Problem details: Go through the listing and copy each line with the string "Aktivitäten".

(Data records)
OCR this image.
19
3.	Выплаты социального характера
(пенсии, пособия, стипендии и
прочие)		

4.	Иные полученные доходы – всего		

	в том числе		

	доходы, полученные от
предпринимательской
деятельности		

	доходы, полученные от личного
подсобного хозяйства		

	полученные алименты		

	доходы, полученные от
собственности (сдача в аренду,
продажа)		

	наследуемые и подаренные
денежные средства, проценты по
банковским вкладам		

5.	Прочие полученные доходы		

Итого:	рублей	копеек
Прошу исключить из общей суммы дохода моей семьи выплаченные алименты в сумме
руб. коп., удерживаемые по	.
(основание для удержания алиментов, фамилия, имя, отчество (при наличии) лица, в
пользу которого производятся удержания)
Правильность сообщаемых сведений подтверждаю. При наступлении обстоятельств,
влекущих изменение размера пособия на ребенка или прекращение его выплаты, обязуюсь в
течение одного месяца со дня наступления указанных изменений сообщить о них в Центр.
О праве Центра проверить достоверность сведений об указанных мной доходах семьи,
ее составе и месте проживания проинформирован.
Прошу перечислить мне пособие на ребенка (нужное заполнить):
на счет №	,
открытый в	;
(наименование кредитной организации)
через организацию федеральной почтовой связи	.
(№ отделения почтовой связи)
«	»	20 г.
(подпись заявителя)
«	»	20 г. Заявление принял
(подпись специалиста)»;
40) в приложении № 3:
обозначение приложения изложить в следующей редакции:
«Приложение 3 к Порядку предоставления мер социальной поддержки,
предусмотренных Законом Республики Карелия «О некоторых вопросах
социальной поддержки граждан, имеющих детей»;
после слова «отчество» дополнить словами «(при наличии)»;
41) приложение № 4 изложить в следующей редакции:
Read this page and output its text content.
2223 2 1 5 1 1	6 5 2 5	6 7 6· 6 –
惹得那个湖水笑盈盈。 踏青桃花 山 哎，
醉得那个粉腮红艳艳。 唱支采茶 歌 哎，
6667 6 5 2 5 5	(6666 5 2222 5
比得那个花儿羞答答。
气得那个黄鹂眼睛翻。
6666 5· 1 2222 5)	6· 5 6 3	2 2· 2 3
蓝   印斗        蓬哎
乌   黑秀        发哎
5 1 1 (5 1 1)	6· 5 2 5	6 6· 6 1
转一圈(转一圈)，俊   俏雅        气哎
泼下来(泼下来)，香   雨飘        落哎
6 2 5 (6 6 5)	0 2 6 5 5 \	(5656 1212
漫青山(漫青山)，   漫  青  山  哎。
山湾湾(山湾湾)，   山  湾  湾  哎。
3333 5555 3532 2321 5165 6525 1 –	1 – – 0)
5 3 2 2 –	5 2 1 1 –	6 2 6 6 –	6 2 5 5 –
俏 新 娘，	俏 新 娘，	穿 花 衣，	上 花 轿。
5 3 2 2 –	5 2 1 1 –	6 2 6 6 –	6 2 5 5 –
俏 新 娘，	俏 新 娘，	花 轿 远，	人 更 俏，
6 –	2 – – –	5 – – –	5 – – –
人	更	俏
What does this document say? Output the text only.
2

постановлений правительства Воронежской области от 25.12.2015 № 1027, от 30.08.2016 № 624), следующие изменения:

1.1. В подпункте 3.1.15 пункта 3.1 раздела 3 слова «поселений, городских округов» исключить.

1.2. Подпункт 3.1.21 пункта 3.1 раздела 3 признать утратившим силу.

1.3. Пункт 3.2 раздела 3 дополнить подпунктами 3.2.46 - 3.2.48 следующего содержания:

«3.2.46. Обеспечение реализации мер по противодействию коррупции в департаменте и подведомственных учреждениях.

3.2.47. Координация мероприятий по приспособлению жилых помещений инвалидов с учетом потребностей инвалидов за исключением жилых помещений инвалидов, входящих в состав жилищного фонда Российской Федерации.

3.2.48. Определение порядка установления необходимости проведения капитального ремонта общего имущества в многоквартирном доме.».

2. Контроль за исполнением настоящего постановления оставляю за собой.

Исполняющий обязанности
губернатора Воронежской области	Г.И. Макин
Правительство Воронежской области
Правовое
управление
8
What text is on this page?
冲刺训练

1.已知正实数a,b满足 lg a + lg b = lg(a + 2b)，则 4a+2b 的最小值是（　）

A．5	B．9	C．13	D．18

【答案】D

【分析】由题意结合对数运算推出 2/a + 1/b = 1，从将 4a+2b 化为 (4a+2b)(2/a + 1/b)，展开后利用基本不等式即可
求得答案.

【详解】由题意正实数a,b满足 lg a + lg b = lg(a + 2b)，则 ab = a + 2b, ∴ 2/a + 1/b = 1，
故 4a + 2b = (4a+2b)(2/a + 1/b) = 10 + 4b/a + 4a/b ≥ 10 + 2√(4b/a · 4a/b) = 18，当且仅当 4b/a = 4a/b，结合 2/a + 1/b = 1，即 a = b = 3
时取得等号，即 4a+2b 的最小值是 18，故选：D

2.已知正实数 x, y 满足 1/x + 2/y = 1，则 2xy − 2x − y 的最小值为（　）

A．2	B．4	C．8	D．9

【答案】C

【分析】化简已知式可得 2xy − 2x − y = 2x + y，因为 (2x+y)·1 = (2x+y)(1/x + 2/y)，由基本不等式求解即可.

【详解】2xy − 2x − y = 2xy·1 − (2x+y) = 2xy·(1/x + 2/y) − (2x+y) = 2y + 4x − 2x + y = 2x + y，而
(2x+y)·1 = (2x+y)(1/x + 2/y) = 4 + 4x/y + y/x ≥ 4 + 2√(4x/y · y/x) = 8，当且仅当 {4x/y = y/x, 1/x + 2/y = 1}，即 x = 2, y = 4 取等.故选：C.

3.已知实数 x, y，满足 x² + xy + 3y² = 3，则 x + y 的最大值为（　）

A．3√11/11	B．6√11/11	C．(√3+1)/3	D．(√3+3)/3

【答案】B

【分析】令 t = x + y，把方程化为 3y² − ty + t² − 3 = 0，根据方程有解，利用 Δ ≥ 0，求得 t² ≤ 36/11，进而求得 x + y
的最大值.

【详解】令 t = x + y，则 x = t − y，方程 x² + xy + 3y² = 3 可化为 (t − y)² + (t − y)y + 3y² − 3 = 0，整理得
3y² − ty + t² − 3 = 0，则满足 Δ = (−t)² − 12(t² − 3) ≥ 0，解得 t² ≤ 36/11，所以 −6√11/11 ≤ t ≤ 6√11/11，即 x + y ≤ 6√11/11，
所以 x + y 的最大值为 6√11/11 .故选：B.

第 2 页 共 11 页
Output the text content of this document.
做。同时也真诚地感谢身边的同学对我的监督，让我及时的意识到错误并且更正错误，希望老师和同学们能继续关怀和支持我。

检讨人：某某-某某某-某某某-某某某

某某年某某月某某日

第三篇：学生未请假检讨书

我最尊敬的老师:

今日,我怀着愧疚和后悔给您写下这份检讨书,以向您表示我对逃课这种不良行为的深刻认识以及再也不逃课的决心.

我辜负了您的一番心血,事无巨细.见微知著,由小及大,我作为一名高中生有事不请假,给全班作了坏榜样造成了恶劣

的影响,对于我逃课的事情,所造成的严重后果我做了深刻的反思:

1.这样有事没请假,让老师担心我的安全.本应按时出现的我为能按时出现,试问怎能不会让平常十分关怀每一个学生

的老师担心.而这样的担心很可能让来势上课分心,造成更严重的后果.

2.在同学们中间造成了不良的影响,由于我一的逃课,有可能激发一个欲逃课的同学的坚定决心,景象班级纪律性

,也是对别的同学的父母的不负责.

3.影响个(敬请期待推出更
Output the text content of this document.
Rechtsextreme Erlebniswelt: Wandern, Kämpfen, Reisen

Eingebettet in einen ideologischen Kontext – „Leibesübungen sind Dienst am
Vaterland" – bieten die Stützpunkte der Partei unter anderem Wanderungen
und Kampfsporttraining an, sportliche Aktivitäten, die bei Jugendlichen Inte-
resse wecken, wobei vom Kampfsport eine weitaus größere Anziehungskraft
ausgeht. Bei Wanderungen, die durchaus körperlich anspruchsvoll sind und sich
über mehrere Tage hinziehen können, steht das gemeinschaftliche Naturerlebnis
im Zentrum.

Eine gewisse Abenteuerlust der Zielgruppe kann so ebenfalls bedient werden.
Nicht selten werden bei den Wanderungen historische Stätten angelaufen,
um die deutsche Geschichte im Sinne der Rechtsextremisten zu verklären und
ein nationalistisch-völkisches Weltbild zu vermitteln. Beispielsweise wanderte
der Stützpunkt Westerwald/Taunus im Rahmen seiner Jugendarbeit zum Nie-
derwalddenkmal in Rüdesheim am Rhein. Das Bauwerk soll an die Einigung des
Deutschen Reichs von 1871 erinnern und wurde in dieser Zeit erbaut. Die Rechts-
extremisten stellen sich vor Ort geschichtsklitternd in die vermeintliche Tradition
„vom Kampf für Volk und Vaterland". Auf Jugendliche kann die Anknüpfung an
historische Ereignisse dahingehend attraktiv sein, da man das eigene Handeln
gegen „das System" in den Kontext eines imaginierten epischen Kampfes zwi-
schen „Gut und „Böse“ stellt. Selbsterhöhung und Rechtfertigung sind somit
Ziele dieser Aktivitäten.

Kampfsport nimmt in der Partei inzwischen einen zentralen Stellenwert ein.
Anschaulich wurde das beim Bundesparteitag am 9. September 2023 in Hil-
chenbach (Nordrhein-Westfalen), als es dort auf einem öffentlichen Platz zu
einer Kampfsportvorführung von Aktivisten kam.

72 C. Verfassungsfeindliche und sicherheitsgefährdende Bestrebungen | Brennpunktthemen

Answer below:
und Kampfsporttraining an, sportliche Aktivitäten, die bei Jugendlichen Inte-
Ziele dieser Aktivitäten.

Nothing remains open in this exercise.